#### Information given
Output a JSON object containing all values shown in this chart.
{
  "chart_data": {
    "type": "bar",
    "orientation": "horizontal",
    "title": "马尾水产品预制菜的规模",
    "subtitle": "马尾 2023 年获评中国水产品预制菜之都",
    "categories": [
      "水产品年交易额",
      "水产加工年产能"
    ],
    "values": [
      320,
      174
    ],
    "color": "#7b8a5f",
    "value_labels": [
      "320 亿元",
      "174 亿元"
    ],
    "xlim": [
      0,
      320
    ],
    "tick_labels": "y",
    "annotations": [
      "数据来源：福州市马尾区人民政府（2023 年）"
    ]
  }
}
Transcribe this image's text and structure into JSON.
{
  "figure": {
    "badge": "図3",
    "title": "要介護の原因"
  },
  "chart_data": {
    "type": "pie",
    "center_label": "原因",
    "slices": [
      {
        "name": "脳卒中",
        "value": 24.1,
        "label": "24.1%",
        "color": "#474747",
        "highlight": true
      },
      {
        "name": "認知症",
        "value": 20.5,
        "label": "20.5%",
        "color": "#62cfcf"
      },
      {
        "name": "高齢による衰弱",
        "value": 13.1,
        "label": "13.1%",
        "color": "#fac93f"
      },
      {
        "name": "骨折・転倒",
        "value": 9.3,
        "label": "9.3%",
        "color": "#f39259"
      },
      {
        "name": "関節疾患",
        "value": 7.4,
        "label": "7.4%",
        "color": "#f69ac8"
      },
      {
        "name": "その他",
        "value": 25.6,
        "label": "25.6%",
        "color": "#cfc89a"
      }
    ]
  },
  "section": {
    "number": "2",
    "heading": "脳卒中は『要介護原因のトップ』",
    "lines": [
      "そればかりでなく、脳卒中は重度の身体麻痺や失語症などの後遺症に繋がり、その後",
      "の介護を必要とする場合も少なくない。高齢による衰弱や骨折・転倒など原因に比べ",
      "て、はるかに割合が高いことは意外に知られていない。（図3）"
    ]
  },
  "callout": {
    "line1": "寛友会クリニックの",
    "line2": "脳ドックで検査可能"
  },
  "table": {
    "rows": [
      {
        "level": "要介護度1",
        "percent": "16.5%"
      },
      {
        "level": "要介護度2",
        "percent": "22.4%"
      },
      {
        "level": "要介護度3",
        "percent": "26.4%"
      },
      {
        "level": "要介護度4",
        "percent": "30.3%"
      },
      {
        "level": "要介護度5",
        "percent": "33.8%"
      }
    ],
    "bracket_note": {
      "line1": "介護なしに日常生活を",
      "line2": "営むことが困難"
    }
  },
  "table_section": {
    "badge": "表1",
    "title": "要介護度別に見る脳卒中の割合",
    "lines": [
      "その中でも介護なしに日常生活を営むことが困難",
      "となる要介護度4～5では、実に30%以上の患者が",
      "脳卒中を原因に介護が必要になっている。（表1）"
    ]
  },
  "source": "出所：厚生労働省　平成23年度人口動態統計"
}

#### Work to be completed
Show each line of the listing that holds the string "JSON".

#### Task result
Output a JSON object containing all values shown in this chart.
Transcribe this image's text and structure into JSON.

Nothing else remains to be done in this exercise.